*Tarefas*
a) Por favor, reproduza do trecho citado, sem nenhuma alteração, tudo o que vai de "Enquanto entre um" até "sobrevivem na região.".
b) Liste os grupos que o trecho citado nomeia como chamados de "povos da floresta".

───── Trecho citado

Enquanto entre um painel e outro, mais de mil e trocentos membros da comitiva federal brasileira olhavam para cima, admirando os lindos edifícios de Dubai, todos construídos com verbas do nada renovável petróleo, no Senado Federal foi apresentado nesta terça-feira (05/12), pelo senador Márcio Bittar, o relatório da Comissão Parlamentar de Inquérito sobre as Organizações Não-Governamentais – ONGs na Amazônia. A CPI fez, na medida do possível, uma espécie de vasculhamento nas relações entre Governo, ONGs e população alvo, notadamente, indígenas e os “povos da floresta”, como são chamados seringueiros, castanheiros, ribeirinhos, pescadores, etc., etc., etc. que sobrevivem na região.

──────────
───── Dados extraídos

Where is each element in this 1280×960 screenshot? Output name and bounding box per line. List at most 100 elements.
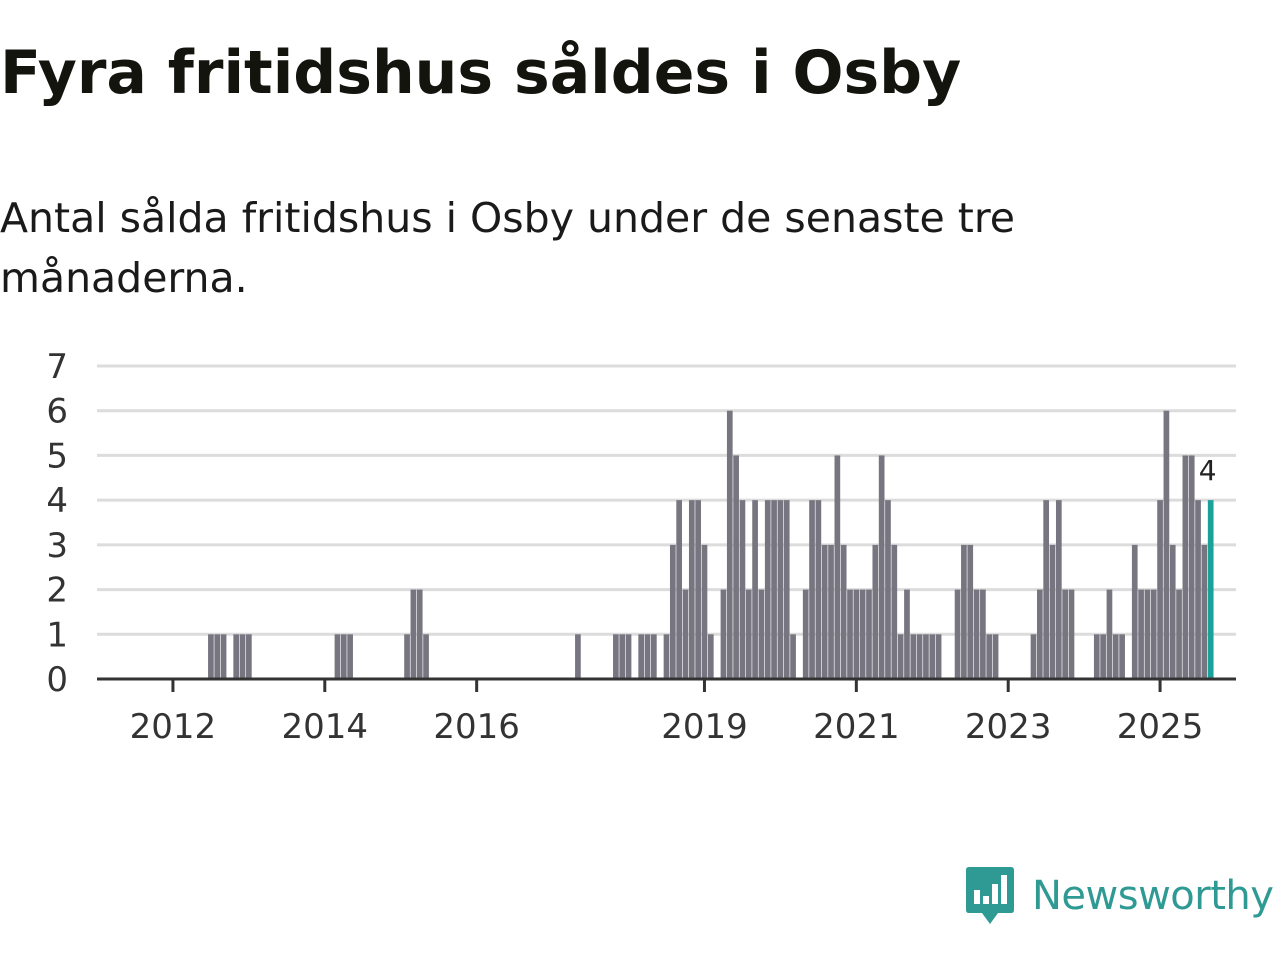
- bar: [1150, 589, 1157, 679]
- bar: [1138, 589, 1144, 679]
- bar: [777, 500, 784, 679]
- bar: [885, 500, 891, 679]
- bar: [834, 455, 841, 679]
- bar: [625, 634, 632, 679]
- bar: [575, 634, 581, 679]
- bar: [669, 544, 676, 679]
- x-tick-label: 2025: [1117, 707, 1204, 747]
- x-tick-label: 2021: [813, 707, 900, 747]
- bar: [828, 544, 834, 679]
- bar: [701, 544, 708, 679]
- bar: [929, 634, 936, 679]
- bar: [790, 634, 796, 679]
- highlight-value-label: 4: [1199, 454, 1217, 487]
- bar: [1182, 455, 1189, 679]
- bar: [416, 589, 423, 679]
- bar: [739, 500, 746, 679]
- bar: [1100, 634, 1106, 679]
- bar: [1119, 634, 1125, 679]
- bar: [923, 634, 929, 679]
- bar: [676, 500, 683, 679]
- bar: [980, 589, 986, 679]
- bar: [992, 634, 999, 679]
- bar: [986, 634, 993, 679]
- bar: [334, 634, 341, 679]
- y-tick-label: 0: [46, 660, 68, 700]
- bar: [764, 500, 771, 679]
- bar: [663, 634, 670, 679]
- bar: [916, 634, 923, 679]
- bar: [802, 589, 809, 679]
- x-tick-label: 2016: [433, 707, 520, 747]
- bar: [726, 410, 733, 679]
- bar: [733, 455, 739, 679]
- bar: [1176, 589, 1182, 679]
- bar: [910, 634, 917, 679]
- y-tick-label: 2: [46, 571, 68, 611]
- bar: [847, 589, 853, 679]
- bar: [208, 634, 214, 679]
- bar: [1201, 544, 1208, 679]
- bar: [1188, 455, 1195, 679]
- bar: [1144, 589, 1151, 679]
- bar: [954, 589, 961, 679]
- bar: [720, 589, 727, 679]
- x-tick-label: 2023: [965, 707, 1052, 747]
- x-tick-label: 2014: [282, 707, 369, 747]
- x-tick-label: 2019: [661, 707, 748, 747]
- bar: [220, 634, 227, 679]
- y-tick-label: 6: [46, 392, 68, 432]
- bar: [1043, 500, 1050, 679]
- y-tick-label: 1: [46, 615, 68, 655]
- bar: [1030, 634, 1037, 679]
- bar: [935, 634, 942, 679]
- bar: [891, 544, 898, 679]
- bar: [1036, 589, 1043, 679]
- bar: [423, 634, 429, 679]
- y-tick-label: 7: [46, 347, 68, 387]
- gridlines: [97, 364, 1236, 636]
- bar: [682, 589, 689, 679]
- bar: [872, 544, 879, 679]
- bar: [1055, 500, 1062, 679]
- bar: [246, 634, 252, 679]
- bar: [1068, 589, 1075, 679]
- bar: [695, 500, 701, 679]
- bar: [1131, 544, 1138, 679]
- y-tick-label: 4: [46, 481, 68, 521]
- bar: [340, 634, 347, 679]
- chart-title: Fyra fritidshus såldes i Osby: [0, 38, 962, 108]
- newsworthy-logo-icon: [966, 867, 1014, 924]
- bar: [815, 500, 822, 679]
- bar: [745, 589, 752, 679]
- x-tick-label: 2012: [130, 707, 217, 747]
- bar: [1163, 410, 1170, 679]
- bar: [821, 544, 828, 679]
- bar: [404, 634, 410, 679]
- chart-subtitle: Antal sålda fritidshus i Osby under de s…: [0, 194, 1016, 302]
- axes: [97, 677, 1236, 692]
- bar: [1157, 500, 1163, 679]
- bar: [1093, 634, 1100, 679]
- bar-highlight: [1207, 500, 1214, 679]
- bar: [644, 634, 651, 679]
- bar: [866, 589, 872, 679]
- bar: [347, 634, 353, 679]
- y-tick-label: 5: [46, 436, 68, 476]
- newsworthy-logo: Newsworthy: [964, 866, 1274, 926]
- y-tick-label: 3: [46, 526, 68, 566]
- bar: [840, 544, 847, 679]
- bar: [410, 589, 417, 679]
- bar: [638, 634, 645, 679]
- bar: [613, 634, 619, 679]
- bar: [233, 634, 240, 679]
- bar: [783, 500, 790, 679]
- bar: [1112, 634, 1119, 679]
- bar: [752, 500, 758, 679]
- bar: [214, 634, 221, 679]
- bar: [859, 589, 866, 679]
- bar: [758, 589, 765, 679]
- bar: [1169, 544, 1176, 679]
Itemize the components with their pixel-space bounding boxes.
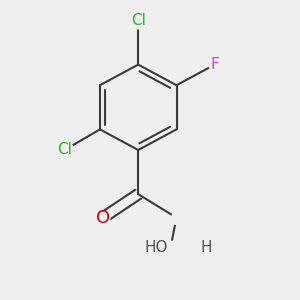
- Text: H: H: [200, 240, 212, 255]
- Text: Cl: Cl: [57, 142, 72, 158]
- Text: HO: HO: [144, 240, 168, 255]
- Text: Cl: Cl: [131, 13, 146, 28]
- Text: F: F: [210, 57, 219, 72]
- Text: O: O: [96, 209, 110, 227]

──────────

*Respostas esperadas*
a)
Enquanto entre um painel e outro, mais de mil e trocentos membros da comitiva federal brasileira olhavam para cima, admirando os lindos edifícios de Dubai, todos construídos com verbas do nada renovável petróleo, no Senado Federal foi apresentado nesta terça-feira (05/12), pelo senador Márcio Bittar, o relatório da Comissão Parlamentar de Inquérito sobre as Organizações Não-Governamentais – ONGs na Amazônia. A CPI fez, na medida do possível, uma espécie de vasculhamento nas relações entre Governo, ONGs e população alvo, notadamente, indígenas e os “povos da floresta”, como são chamados seringueiros, castanheiros, ribeirinhos, pescadores, etc., etc., etc. que sobrevivem na região.

b) seringueiros, castanheiros, ribeirinhos, pescadores